━━━ The input ━━━

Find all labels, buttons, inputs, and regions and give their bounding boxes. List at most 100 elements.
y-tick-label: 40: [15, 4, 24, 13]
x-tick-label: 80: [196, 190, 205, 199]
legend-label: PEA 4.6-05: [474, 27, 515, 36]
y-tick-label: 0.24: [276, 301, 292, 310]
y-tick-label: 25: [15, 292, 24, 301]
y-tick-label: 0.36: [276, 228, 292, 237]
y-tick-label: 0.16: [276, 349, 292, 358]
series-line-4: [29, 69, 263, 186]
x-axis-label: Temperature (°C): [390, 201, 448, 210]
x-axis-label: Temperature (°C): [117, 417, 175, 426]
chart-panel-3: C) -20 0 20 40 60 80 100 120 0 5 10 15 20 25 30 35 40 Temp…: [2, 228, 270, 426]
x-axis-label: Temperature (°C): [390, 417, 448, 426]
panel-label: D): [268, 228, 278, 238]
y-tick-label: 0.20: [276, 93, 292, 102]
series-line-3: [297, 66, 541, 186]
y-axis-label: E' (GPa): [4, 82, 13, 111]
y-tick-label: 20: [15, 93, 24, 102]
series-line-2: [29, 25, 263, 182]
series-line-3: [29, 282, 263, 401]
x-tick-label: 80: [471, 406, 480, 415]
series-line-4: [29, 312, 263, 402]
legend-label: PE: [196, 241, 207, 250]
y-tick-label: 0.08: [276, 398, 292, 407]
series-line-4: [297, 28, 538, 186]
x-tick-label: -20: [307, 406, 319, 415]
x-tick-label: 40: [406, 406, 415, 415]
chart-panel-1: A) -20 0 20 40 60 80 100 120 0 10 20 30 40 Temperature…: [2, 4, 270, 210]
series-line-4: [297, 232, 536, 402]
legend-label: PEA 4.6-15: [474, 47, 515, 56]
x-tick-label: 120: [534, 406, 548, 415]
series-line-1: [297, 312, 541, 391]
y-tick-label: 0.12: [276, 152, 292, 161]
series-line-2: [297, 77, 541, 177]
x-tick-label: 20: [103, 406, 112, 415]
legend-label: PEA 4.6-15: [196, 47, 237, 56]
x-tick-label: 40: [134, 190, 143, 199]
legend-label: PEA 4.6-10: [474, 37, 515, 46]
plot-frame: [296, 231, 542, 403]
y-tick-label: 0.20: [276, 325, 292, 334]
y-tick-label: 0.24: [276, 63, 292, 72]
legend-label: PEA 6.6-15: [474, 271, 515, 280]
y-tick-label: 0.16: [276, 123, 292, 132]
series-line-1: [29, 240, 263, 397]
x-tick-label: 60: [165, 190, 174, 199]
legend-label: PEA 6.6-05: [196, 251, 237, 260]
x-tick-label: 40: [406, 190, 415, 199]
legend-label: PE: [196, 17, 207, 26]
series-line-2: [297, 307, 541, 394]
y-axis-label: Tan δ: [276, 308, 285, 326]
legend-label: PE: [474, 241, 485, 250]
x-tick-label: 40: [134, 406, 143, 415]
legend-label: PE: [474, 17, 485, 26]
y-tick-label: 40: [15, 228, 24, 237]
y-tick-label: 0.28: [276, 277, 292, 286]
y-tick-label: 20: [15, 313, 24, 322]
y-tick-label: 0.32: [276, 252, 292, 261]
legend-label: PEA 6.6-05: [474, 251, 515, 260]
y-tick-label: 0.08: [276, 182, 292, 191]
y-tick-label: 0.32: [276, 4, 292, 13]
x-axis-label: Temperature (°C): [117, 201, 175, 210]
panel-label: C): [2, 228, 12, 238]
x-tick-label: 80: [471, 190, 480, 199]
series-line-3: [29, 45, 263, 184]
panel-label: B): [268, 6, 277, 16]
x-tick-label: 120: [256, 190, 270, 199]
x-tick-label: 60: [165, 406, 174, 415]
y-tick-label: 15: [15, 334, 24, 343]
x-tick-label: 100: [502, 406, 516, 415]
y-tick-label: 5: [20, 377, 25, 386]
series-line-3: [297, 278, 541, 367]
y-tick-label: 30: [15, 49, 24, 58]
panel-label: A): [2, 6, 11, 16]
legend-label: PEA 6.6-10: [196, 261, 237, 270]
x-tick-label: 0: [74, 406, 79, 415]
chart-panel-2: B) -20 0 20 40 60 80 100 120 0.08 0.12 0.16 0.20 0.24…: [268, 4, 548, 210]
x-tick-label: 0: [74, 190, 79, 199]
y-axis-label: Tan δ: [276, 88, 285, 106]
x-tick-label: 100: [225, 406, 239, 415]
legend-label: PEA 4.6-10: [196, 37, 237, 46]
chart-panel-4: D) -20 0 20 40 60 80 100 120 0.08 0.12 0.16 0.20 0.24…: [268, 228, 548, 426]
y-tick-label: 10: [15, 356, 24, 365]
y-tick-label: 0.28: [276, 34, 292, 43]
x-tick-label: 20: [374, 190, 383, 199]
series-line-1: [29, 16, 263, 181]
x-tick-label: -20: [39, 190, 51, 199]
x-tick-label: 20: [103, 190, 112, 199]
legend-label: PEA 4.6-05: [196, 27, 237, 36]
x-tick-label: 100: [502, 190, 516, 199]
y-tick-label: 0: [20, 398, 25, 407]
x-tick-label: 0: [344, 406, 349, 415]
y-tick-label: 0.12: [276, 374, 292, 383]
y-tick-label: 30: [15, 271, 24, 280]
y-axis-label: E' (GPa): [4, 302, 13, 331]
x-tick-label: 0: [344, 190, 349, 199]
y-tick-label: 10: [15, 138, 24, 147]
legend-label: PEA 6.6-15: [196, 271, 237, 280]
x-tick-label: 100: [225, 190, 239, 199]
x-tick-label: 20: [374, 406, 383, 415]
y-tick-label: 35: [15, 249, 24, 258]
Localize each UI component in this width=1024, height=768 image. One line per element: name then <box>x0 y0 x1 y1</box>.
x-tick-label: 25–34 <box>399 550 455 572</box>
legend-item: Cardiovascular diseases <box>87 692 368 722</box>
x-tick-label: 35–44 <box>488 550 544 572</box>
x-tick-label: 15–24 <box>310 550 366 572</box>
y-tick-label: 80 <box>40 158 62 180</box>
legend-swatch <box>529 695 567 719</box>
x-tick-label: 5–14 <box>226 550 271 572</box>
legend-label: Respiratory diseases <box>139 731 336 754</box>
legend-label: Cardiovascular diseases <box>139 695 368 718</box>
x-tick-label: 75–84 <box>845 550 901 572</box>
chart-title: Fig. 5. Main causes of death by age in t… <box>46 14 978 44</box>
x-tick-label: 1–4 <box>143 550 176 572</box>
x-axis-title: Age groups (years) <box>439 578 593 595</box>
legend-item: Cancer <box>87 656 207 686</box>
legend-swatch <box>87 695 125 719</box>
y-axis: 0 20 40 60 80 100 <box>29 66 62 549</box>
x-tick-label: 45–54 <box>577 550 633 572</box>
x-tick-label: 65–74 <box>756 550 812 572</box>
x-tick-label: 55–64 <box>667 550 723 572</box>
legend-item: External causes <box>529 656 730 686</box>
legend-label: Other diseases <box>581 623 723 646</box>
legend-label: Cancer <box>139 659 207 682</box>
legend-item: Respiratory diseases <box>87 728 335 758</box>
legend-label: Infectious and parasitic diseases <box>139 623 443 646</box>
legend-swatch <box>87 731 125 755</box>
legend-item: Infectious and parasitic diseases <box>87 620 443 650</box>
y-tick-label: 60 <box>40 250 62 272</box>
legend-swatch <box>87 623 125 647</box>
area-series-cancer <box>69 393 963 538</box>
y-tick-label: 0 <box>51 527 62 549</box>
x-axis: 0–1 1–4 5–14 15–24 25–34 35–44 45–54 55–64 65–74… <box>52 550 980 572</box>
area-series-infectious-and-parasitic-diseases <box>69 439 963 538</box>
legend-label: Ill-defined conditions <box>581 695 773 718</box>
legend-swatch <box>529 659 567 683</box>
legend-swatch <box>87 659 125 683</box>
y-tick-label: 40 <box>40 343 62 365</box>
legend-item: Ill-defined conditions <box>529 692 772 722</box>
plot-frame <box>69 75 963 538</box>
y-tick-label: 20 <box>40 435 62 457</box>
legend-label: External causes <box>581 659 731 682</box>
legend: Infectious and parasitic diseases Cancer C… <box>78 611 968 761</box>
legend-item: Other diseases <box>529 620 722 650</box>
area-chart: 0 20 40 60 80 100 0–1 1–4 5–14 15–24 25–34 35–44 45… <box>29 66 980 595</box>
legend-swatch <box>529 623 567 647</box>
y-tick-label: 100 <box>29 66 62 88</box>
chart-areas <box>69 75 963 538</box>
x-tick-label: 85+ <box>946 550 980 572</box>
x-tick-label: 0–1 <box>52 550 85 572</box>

━━━

**What is asked**
Reproduce the listing unchanged, starting with its first line and ending with the line that contains "series-line-4: [29, 69, 263, 186]", including both.

**Right answer**
Find all labels, buttons, inputs, and regions and give their bounding boxes. List at most 100 elements.
y-tick-label: 40: [15, 4, 24, 13]
x-tick-label: 80: [196, 190, 205, 199]
legend-label: PEA 4.6-05: [474, 27, 515, 36]
y-tick-label: 0.24: [276, 301, 292, 310]
y-tick-label: 25: [15, 292, 24, 301]
y-tick-label: 0.36: [276, 228, 292, 237]
y-tick-label: 0.16: [276, 349, 292, 358]
series-line-4: [29, 69, 263, 186]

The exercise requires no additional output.